_Saved entries_
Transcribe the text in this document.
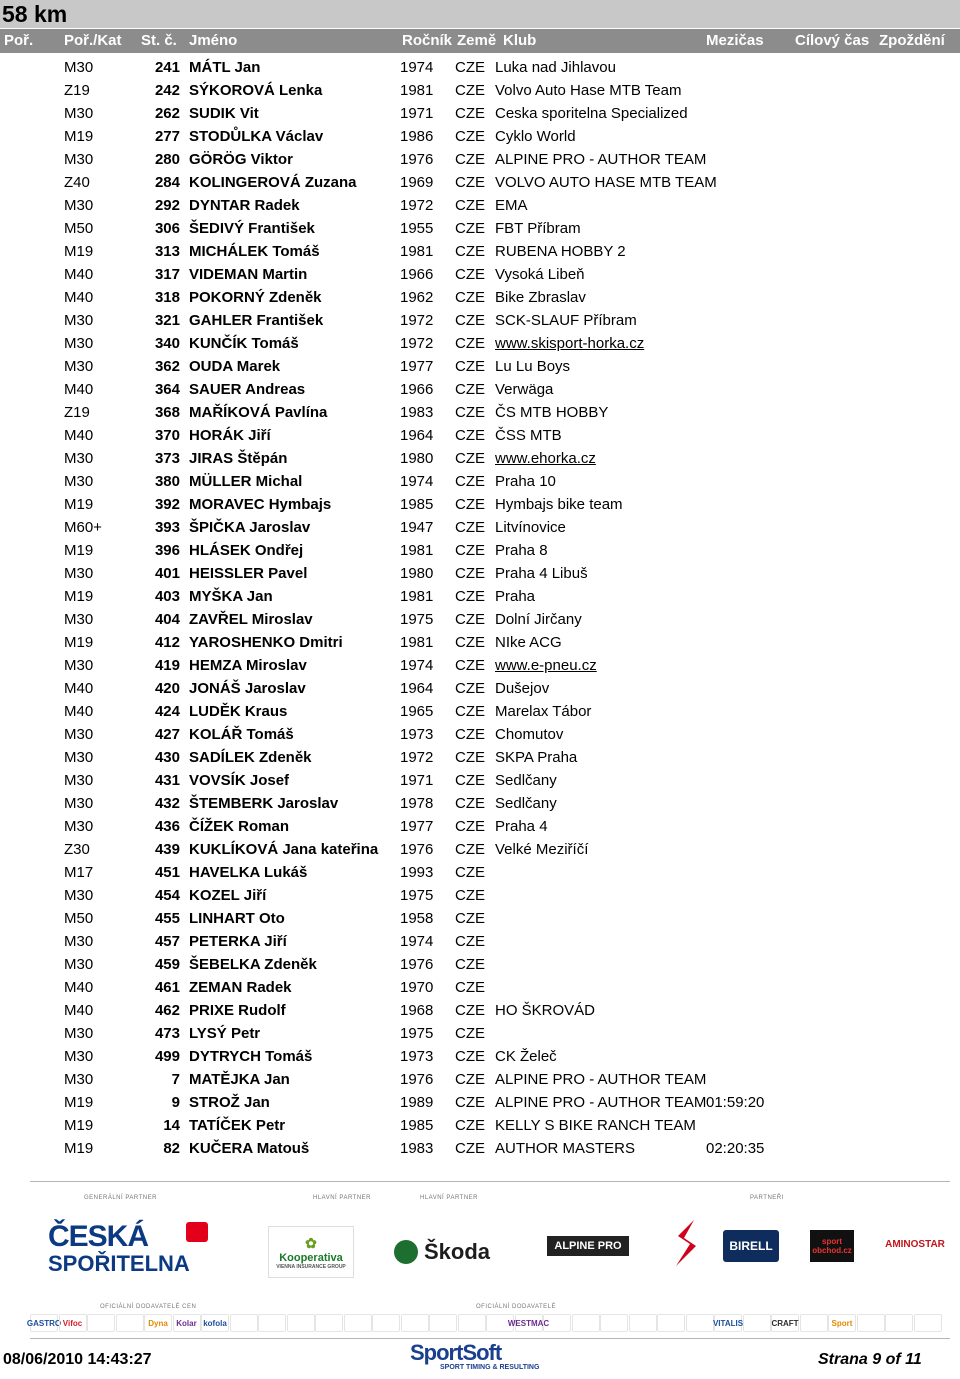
58 km
Poř. Poř./Kat St. č. Jméno	Ročník Země Klub	Mezičas Cílový čas Zpoždění
M30	241 MÁTL Jan	1974 CZE Luka nad Jihlavou
Z19	242 SÝKOROVÁ Lenka	1981 CZE Volvo Auto Hase MTB Team
M30	262 SUDIK Vit	1971 CZE Ceska sporitelna Specialized
M19	277 STODŮLKA Václav	1986 CZE Cyklo World
M30	280 GÖRÖG Viktor	1976 CZE ALPINE PRO - AUTHOR TEAM
Z40	284 KOLINGEROVÁ Zuzana	1969 CZE VOLVO AUTO HASE MTB TEAM
M30	292 DYNTAR Radek	1972 CZE EMA
M50	306 ŠEDIVÝ František	1955 CZE FBT Příbram
M19	313 MICHÁLEK Tomáš	1981 CZE RUBENA HOBBY 2
M40	317 VIDEMAN Martin	1966 CZE Vysoká Libeň
M40	318 POKORNÝ Zdeněk	1962 CZE Bike Zbraslav
M30	321 GAHLER František	1972 CZE SCK-SLAUF Příbram
M30	340 KUNČÍK Tomáš	1972 CZE www.skisport-horka.cz
M30	362 OUDA Marek	1977 CZE Lu Lu Boys
M40	364 SAUER Andreas	1966 CZE Verwäga
Z19	368 MAŘÍKOVÁ Pavlína	1983 CZE ČS MTB HOBBY
M40	370 HORÁK Jiří	1964 CZE ČSS MTB
M30	373 JIRAS Štěpán	1980 CZE www.ehorka.cz
M30	380 MÜLLER Michal	1974 CZE Praha 10
M19	392 MORAVEC Hymbajs	1985 CZE Hymbajs bike team
M60+	393 ŠPIČKA Jaroslav	1947 CZE Litvínovice
M19	396 HLÁSEK Ondřej	1981 CZE Praha 8
M30	401 HEISSLER Pavel	1980 CZE Praha 4 Libuš
M19	403 MYŠKA Jan	1981 CZE Praha
M30	404 ZAVŘEL Miroslav	1975 CZE Dolní Jirčany
M19	412 YAROSHENKO Dmitri	1981 CZE NIke ACG
M30	419 HEMZA Miroslav	1974 CZE www.e-pneu.cz
M40	420 JONÁŠ Jaroslav	1964 CZE Dušejov
M40	424 LUDĚK Kraus	1965 CZE Marelax Tábor
M30	427 KOLÁŘ Tomáš	1973 CZE Chomutov
M30	430 SADÍLEK Zdeněk	1972 CZE SKPA Praha
M30	431 VOVSÍK Josef	1971 CZE Sedlčany
M30	432 ŠTEMBERK Jaroslav	1978 CZE Sedlčany
M30	436 ČÍŽEK Roman	1977 CZE Praha 4
Z30	439 KUKLÍKOVÁ Jana kateřina 1976 CZE Velké Meziříčí
M17	451 HAVELKA Lukáš	1993 CZE
M30	454 KOZEL Jiří	1975 CZE
M50	455 LINHART Oto	1958 CZE
M30	457 PETERKA Jiří	1974 CZE
M30	459 ŠEBELKA Zdeněk	1976 CZE
M40	461 ZEMAN Radek	1970 CZE
M40	462 PRIXE Rudolf	1968 CZE HO ŠKROVÁD
M30	473 LYSÝ Petr	1975 CZE
M30	499 DYTRYCH Tomáš	1973 CZE CK Želeč
M30	7 MATĚJKA Jan	1976 CZE ALPINE PRO - AUTHOR TEAM
M19	9 STROŽ Jan	1989 CZE ALPINE PRO - AUTHOR TEAM 01:59:20
M19	14 TATÍČEK Petr	1985 CZE KELLY S BIKE RANCH TEAM
M19	82 KUČERA Matouš	1983 CZE AUTHOR MASTERS	02:20:35
GENERÁLNÍ PARTNER	HLAVNÍ PARTNER	HLAVNÍ PARTNER	PARTNEŘI
ČESKÁ
SPOŘITELNA
✿
Kooperativa
VIENNA INSURANCE GROUP
Škoda	ALPINE PRO	BIRELL	sport obchod.cz
AMINOSTAR
OFICIÁLNÍ DODAVATELÉ CEN	OFICIÁLNÍ DODAVATELÉ
GASTRO Vifoc	Dyna	Kolar kofola	WESTMAC	VITALIS	CRAFT	Sport
08/06/2010 14:43:27	SportSoft
SPORT TIMING & RESULTING	Strana 9 of 11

_WORK REQUIRED_
Check each line of the records for the word "Praha" and extract those that contain it.

_RESPONSE TO THIS TASK_
M30	380 MÜLLER Michal	1974 CZE Praha 10
M19	396 HLÁSEK Ondřej	1981 CZE Praha 8
M30	401 HEISSLER Pavel	1980 CZE Praha 4 Libuš
M19	403 MYŠKA Jan	1981 CZE Praha
M30	430 SADÍLEK Zdeněk	1972 CZE SKPA Praha
M30	436 ČÍŽEK Roman	1977 CZE Praha 4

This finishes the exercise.